In 2018, Jews all around the world start their Pesach (Passover) celebrations on March 30. It is one of the most important Jewish holidays because it commemorates their liberation by God from slavery in Egypt and their freedom as a nation under the leadership of Moses. To help you get in the holiday spirit, this edition’s special feature is dedicated to Jewish St. Petersburg!
Brief history of Jews in St. Petersburg
From the beginning of the 16th century to the middle of the 17th century, Jews were excluded from Russia’s main cities at the time due to religious enmity towards them. Although Peter the Great was known to be tolerant of Jews, for the first century of its existence, virtually no Jews lived in St. Petersburg. Like the rest of the Russian Empire, the city forbade Jewish settlement, although a small number of rumored converts occupied various posts in the city’s fledgling administration.
However, with the separation of White Russia from Poland and its addition to Russia proper in 1772, the numerous Jewish populations of White Russia came under Russian rule. It is estimated that around half a million Jews became Russian subjects. They were indeed the first Russo-Jewish
subjects. With the further addition to Russia of Polish territories, Jews from other governments came to Russia’s big cities at the time to try to make a living. Individual Jews, such as the tax farmer Avram Perets (1771–1833) and the founder of Chabad, Shneur Zalman of Liady (1745–1812), periodically traveled to the imperial capital to engage in commerce or to petition tsarist authorities. But the legal status of Jews visiting St. Petersburg was precarious, and forcible expulsions were common.

> **ASSIGNMENT 1**
List every four-digit year that appears in the page excerpt on Jewish St. Petersburg, in the order they occur.
> **ASSIGNMENT 2**
Turn the paragraph of the page excerpt on Jewish St. Petersburg that begins "From the beginning of the 16th century" into a short bulleted list that keeps its main facts.

> **RECORDS**

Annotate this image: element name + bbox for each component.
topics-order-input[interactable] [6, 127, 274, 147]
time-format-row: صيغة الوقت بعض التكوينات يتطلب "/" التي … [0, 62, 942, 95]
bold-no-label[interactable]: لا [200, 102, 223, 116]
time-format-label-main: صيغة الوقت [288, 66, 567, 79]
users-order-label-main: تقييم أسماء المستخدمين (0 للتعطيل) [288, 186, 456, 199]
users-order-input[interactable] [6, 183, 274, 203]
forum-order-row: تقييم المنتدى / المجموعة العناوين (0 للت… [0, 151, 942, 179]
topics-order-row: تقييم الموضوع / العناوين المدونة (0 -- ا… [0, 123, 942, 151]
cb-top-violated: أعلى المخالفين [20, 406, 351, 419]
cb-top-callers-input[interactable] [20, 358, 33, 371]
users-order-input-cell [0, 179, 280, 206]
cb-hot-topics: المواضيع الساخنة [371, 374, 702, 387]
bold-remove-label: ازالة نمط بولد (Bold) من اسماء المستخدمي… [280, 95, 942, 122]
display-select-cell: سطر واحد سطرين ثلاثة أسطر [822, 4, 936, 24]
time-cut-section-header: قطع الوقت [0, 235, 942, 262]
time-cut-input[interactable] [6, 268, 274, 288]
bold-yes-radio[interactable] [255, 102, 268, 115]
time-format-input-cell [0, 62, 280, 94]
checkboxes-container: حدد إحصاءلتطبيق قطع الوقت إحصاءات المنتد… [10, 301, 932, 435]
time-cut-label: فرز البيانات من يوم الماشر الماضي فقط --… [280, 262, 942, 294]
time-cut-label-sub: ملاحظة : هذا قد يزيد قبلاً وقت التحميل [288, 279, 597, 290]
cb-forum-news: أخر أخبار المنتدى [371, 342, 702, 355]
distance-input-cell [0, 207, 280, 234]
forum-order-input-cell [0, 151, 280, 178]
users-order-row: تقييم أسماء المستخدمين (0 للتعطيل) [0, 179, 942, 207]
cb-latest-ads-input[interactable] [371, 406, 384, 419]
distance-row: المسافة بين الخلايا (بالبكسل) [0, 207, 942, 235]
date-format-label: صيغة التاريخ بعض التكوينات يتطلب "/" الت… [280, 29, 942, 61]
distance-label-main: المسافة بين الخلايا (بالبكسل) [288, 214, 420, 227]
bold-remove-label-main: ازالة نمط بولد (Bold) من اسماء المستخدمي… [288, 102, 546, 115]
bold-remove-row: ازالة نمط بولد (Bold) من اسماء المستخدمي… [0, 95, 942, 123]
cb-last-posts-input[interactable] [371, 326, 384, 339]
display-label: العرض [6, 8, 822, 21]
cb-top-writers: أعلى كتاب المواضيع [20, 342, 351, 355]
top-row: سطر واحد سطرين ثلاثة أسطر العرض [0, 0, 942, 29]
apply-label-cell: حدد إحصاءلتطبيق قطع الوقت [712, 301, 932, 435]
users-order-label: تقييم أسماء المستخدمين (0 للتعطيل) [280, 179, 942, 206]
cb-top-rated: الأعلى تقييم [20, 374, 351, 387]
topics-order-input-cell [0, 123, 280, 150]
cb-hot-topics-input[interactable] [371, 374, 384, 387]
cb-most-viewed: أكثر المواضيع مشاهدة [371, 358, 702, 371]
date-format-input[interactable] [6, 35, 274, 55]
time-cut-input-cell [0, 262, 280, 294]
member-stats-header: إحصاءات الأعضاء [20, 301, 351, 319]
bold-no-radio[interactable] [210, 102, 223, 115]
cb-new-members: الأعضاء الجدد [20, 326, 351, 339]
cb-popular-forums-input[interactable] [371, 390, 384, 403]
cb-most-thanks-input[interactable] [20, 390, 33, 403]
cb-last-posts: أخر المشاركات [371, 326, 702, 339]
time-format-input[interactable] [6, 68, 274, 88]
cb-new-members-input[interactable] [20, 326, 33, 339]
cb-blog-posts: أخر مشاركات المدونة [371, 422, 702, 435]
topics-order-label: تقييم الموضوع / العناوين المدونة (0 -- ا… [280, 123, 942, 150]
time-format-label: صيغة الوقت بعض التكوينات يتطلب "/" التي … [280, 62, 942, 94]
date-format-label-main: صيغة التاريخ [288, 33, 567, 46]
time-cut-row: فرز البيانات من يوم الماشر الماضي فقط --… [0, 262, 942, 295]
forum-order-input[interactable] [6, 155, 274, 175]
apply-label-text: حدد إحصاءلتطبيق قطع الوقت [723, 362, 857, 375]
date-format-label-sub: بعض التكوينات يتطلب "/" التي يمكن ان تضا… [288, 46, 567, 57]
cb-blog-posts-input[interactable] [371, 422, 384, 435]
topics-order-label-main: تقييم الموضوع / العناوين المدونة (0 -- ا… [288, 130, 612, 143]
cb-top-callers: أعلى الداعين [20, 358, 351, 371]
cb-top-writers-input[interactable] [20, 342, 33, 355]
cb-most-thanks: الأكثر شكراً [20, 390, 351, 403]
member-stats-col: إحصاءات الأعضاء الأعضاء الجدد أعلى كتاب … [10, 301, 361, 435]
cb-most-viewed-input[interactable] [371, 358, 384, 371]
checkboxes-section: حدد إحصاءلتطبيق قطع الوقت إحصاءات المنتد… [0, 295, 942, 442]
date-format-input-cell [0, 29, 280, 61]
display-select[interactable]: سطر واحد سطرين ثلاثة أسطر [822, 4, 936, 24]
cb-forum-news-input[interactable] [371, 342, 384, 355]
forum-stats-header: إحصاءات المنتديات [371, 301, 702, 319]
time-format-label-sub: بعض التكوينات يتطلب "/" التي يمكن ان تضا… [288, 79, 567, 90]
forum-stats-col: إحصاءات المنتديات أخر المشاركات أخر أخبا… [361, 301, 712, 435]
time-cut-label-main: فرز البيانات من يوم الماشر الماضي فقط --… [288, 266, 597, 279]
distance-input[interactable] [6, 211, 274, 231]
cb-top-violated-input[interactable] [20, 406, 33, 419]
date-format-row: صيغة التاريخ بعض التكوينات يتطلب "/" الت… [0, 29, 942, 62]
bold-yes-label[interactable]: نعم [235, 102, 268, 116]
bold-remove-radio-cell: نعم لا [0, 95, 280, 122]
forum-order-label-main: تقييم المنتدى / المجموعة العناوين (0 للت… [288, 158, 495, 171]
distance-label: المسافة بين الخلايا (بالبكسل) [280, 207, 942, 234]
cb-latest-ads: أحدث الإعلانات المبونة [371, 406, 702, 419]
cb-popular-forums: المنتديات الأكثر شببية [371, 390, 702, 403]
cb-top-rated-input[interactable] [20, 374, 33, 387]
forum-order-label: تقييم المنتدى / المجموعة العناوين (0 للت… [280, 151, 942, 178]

> **RESULT 1**
2018, 1772, 1771, 1833, 1745, 1812

> **RESULT 2**
- From the early 16th century to the mid-17th century, religious enmity kept Jews out of Russia's main cities.
- Peter the Great was known to be tolerant of Jews, but virtually no Jews lived in St. Petersburg during its first century.
- Like the rest of the Russian Empire, the city forbade Jewish settlement.
- A small number of rumored converts held various posts in the city's early administration.